▸ WRITTEN INSTRUCTION
Each entry must be given again exactly; images do not belong in the copy.

───── RECORDS FOR THE EXERCISE

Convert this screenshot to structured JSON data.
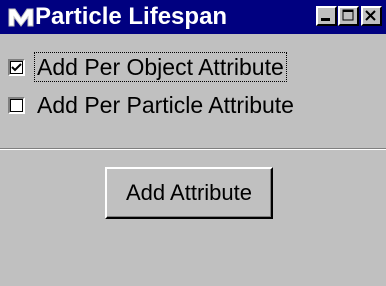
{
  "window": {
    "title": "Particle Lifespan",
    "icon": "maya-m-icon",
    "controls": [
      "minimize-icon",
      "maximize-icon",
      "close-icon"
    ]
  },
  "options": [
    {
      "label": "Add Per Object Attribute",
      "checked": true,
      "focused": true
    },
    {
      "label": "Add Per Particle Attribute",
      "checked": false,
      "focused": false
    }
  ],
  "actions": {
    "add_attribute_label": "Add Attribute"
  },
  "colors": {
    "titlebar": "#000080",
    "face": "#c0c0c0"
  }
}
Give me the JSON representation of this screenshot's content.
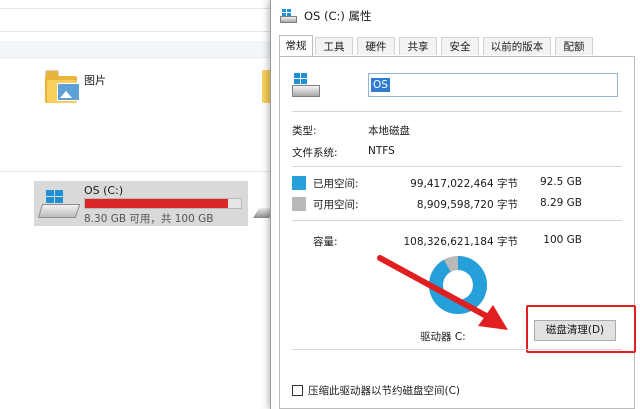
{
  "explorer": {
    "folder_label": "图片",
    "drive": {
      "name": "OS (C:)",
      "subtitle": "8.30 GB 可用，共 100 GB",
      "used_fraction": 0.917
    }
  },
  "dialog": {
    "title": "OS (C:) 属性",
    "tabs": [
      {
        "label": "常规",
        "active": true
      },
      {
        "label": "工具"
      },
      {
        "label": "硬件"
      },
      {
        "label": "共享"
      },
      {
        "label": "安全"
      },
      {
        "label": "以前的版本"
      },
      {
        "label": "配额"
      }
    ],
    "drive_label_value": "OS",
    "type_label": "类型:",
    "type_value": "本地磁盘",
    "fs_label": "文件系统:",
    "fs_value": "NTFS",
    "used": {
      "label": "已用空间:",
      "bytes": "99,417,022,464 字节",
      "size": "92.5 GB",
      "color": "#26a0da"
    },
    "free": {
      "label": "可用空间:",
      "bytes": "8,909,598,720 字节",
      "size": "8.29 GB",
      "color": "#b9b9b9"
    },
    "capacity": {
      "label": "容量:",
      "bytes": "108,326,621,184 字节",
      "size": "100 GB"
    },
    "drive_caption": "驱动器 C:",
    "cleanup_button": "磁盘清理(D)",
    "compress_checkbox": "压缩此驱动器以节约磁盘空间(C)",
    "highlight_color": "#e02020"
  }
}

──────────

▸ RESPONSE TO THE EXERCISE
Convert this screenshot to structured JSON data.
{
  "window": {
    "title": "Particle Lifespan",
    "icon": "maya-m-icon",
    "controls": [
      "minimize-icon",
      "maximize-icon",
      "close-icon"
    ]
  },
  "options": [
    {
      "label": "Add Per Object Attribute",
      "checked": true,
      "focused": true
    },
    {
      "label": "Add Per Particle Attribute",
      "checked": false,
      "focused": false
    }
  ],
  "actions": {
    "add_attribute_label": "Add Attribute"
  },
  "colors": {
    "titlebar": "#000080",
    "face": "#c0c0c0"
  }
}
Give me the JSON representation of this screenshot's content.
{
  "explorer": {
    "folder_label": "图片",
    "drive": {
      "name": "OS (C:)",
      "subtitle": "8.30 GB 可用，共 100 GB",
      "used_fraction": 0.917
    }
  },
  "dialog": {
    "title": "OS (C:) 属性",
    "tabs": [
      {
        "label": "常规",
        "active": true
      },
      {
        "label": "工具"
      },
      {
        "label": "硬件"
      },
      {
        "label": "共享"
      },
      {
        "label": "安全"
      },
      {
        "label": "以前的版本"
      },
      {
        "label": "配额"
      }
    ],
    "drive_label_value": "OS",
    "type_label": "类型:",
    "type_value": "本地磁盘",
    "fs_label": "文件系统:",
    "fs_value": "NTFS",
    "used": {
      "label": "已用空间:",
      "bytes": "99,417,022,464 字节",
      "size": "92.5 GB",
      "color": "#26a0da"
    },
    "free": {
      "label": "可用空间:",
      "bytes": "8,909,598,720 字节",
      "size": "8.29 GB",
      "color": "#b9b9b9"
    },
    "capacity": {
      "label": "容量:",
      "bytes": "108,326,621,184 字节",
      "size": "100 GB"
    },
    "drive_caption": "驱动器 C:",
    "cleanup_button": "磁盘清理(D)",
    "compress_checkbox": "压缩此驱动器以节约磁盘空间(C)",
    "highlight_color": "#e02020"
  }
}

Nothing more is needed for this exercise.